◆ WRITTEN TASK ◆
The records below must be duplicated exactly, character for character.

◆ RAW RECORDS ◆
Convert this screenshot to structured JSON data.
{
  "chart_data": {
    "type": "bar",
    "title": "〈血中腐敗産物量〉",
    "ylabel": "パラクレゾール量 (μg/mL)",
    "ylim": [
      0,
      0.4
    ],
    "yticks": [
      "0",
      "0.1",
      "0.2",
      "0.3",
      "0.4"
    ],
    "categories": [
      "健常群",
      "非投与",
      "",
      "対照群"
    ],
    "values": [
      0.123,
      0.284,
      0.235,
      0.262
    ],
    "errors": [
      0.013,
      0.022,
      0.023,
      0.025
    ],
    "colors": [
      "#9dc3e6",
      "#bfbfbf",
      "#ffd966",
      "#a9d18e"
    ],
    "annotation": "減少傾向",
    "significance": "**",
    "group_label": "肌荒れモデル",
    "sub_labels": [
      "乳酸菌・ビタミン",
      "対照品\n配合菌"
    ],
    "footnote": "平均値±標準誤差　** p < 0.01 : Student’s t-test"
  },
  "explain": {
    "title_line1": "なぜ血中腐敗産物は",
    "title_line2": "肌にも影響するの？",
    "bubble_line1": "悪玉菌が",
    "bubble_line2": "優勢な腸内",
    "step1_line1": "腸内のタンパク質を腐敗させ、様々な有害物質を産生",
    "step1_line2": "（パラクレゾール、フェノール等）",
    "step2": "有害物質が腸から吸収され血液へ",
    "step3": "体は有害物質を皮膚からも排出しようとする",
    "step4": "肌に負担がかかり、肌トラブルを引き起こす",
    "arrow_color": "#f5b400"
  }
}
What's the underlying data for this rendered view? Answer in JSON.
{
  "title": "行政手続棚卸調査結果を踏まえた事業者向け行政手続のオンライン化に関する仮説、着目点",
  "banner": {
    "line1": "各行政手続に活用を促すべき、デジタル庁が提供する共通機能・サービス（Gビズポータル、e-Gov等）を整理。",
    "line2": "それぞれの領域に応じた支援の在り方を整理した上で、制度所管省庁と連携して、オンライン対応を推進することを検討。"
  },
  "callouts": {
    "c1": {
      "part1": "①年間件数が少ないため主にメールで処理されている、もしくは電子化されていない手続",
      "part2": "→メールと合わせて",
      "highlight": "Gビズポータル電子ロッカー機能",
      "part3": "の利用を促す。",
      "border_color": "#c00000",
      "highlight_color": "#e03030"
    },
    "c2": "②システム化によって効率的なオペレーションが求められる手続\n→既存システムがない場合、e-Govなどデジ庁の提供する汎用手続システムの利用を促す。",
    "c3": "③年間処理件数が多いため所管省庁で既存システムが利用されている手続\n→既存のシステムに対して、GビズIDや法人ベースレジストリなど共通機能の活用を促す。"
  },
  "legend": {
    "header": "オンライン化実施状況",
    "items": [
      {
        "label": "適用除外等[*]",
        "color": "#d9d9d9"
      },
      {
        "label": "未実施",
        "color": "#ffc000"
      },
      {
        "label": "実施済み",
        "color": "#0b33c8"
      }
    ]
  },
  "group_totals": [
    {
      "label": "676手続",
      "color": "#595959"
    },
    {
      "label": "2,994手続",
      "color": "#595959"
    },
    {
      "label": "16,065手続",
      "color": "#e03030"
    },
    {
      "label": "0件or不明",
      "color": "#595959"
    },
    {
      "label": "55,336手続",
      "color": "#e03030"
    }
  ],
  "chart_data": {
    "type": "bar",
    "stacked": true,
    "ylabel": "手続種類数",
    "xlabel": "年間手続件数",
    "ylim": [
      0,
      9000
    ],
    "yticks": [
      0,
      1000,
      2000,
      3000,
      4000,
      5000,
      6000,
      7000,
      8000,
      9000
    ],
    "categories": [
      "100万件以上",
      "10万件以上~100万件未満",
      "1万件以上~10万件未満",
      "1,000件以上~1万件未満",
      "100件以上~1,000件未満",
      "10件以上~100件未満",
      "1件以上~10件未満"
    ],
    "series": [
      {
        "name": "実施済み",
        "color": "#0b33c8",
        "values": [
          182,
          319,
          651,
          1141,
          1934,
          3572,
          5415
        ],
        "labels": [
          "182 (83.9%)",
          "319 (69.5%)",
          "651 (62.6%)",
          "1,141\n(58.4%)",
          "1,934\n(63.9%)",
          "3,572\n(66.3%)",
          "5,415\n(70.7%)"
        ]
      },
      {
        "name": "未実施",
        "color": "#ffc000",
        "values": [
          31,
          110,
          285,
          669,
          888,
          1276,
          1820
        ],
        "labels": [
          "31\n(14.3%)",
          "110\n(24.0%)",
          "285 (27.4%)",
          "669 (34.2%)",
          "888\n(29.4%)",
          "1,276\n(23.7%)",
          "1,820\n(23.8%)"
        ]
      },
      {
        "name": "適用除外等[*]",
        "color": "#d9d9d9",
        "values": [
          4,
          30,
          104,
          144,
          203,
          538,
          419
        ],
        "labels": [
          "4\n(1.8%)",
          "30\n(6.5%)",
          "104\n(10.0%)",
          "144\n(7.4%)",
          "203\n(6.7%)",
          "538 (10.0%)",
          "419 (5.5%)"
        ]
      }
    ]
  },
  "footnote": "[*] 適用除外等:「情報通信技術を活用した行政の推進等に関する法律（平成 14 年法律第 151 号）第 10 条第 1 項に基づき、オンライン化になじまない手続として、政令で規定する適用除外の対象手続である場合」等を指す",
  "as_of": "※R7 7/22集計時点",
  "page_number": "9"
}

◆ REPLY ◆
Convert this screenshot to structured JSON data.
{
  "chart_data": {
    "type": "bar",
    "title": "〈血中腐敗産物量〉",
    "ylabel": "パラクレゾール量 (μg/mL)",
    "ylim": [
      0,
      0.4
    ],
    "yticks": [
      "0",
      "0.1",
      "0.2",
      "0.3",
      "0.4"
    ],
    "categories": [
      "健常群",
      "非投与",
      "",
      "対照群"
    ],
    "values": [
      0.123,
      0.284,
      0.235,
      0.262
    ],
    "errors": [
      0.013,
      0.022,
      0.023,
      0.025
    ],
    "colors": [
      "#9dc3e6",
      "#bfbfbf",
      "#ffd966",
      "#a9d18e"
    ],
    "annotation": "減少傾向",
    "significance": "**",
    "group_label": "肌荒れモデル",
    "sub_labels": [
      "乳酸菌・ビタミン",
      "対照品\n配合菌"
    ],
    "footnote": "平均値±標準誤差　** p < 0.01 : Student’s t-test"
  },
  "explain": {
    "title_line1": "なぜ血中腐敗産物は",
    "title_line2": "肌にも影響するの？",
    "bubble_line1": "悪玉菌が",
    "bubble_line2": "優勢な腸内",
    "step1_line1": "腸内のタンパク質を腐敗させ、様々な有害物質を産生",
    "step1_line2": "（パラクレゾール、フェノール等）",
    "step2": "有害物質が腸から吸収され血液へ",
    "step3": "体は有害物質を皮膚からも排出しようとする",
    "step4": "肌に負担がかかり、肌トラブルを引き起こす",
    "arrow_color": "#f5b400"
  }
}
What's the underlying data for this rendered view? Answer in JSON.
{
  "title": "行政手続棚卸調査結果を踏まえた事業者向け行政手続のオンライン化に関する仮説、着目点",
  "banner": {
    "line1": "各行政手続に活用を促すべき、デジタル庁が提供する共通機能・サービス（Gビズポータル、e-Gov等）を整理。",
    "line2": "それぞれの領域に応じた支援の在り方を整理した上で、制度所管省庁と連携して、オンライン対応を推進することを検討。"
  },
  "callouts": {
    "c1": {
      "part1": "①年間件数が少ないため主にメールで処理されている、もしくは電子化されていない手続",
      "part2": "→メールと合わせて",
      "highlight": "Gビズポータル電子ロッカー機能",
      "part3": "の利用を促す。",
      "border_color": "#c00000",
      "highlight_color": "#e03030"
    },
    "c2": "②システム化によって効率的なオペレーションが求められる手続\n→既存システムがない場合、e-Govなどデジ庁の提供する汎用手続システムの利用を促す。",
    "c3": "③年間処理件数が多いため所管省庁で既存システムが利用されている手続\n→既存のシステムに対して、GビズIDや法人ベースレジストリなど共通機能の活用を促す。"
  },
  "legend": {
    "header": "オンライン化実施状況",
    "items": [
      {
        "label": "適用除外等[*]",
        "color": "#d9d9d9"
      },
      {
        "label": "未実施",
        "color": "#ffc000"
      },
      {
        "label": "実施済み",
        "color": "#0b33c8"
      }
    ]
  },
  "group_totals": [
    {
      "label": "676手続",
      "color": "#595959"
    },
    {
      "label": "2,994手続",
      "color": "#595959"
    },
    {
      "label": "16,065手続",
      "color": "#e03030"
    },
    {
      "label": "0件or不明",
      "color": "#595959"
    },
    {
      "label": "55,336手続",
      "color": "#e03030"
    }
  ],
  "chart_data": {
    "type": "bar",
    "stacked": true,
    "ylabel": "手続種類数",
    "xlabel": "年間手続件数",
    "ylim": [
      0,
      9000
    ],
    "yticks": [
      0,
      1000,
      2000,
      3000,
      4000,
      5000,
      6000,
      7000,
      8000,
      9000
    ],
    "categories": [
      "100万件以上",
      "10万件以上~100万件未満",
      "1万件以上~10万件未満",
      "1,000件以上~1万件未満",
      "100件以上~1,000件未満",
      "10件以上~100件未満",
      "1件以上~10件未満"
    ],
    "series": [
      {
        "name": "実施済み",
        "color": "#0b33c8",
        "values": [
          182,
          319,
          651,
          1141,
          1934,
          3572,
          5415
        ],
        "labels": [
          "182 (83.9%)",
          "319 (69.5%)",
          "651 (62.6%)",
          "1,141\n(58.4%)",
          "1,934\n(63.9%)",
          "3,572\n(66.3%)",
          "5,415\n(70.7%)"
        ]
      },
      {
        "name": "未実施",
        "color": "#ffc000",
        "values": [
          31,
          110,
          285,
          669,
          888,
          1276,
          1820
        ],
        "labels": [
          "31\n(14.3%)",
          "110\n(24.0%)",
          "285 (27.4%)",
          "669 (34.2%)",
          "888\n(29.4%)",
          "1,276\n(23.7%)",
          "1,820\n(23.8%)"
        ]
      },
      {
        "name": "適用除外等[*]",
        "color": "#d9d9d9",
        "values": [
          4,
          30,
          104,
          144,
          203,
          538,
          419
        ],
        "labels": [
          "4\n(1.8%)",
          "30\n(6.5%)",
          "104\n(10.0%)",
          "144\n(7.4%)",
          "203\n(6.7%)",
          "538 (10.0%)",
          "419 (5.5%)"
        ]
      }
    ]
  },
  "footnote": "[*] 適用除外等:「情報通信技術を活用した行政の推進等に関する法律（平成 14 年法律第 151 号）第 10 条第 1 項に基づき、オンライン化になじまない手続として、政令で規定する適用除外の対象手続である場合」等を指す",
  "as_of": "※R7 7/22集計時点",
  "page_number": "9"
}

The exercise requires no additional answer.